» Set exercise: In the listing below, locate the lines that hold the string "this". Copy those lines.

• • •

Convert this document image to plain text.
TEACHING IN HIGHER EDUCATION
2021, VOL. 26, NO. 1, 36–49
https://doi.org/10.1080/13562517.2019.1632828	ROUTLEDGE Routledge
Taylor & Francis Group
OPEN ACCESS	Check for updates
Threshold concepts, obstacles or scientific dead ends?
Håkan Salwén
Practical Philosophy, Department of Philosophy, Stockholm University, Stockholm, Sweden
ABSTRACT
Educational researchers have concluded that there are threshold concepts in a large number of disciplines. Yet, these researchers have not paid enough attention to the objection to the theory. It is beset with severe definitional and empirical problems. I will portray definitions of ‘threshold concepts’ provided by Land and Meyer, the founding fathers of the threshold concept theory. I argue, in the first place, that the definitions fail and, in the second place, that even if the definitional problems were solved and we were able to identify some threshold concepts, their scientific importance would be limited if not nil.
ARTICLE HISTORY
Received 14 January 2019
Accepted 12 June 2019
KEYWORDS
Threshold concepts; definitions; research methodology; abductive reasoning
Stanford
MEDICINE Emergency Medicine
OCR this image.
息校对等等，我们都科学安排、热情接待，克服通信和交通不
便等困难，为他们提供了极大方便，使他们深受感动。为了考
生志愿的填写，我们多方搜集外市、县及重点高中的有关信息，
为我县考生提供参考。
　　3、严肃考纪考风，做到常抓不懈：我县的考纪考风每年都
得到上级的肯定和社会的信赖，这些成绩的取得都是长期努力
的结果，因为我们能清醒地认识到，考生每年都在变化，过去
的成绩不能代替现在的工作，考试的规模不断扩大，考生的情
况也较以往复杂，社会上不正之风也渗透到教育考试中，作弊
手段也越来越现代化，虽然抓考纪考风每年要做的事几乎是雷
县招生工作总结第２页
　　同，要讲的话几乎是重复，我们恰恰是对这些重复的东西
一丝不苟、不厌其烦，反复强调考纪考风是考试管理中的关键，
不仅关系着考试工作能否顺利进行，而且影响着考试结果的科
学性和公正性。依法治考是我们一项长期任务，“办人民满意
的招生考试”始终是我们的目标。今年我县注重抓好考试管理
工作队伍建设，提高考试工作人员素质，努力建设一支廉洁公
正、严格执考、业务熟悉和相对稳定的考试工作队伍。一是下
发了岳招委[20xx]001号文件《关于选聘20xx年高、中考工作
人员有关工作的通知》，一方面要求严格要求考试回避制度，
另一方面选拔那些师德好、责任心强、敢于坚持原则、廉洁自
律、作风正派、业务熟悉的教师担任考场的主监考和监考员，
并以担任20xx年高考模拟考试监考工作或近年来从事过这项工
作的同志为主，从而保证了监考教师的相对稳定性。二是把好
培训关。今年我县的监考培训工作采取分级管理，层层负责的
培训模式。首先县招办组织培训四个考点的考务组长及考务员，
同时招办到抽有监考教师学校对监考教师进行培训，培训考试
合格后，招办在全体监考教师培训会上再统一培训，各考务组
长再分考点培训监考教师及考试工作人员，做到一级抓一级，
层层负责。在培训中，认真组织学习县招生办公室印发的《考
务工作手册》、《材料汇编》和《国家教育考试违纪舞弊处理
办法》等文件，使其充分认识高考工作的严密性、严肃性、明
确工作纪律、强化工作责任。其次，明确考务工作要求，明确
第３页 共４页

• • •

» Answer below:
Convert this document image to plain text.
OCR this image.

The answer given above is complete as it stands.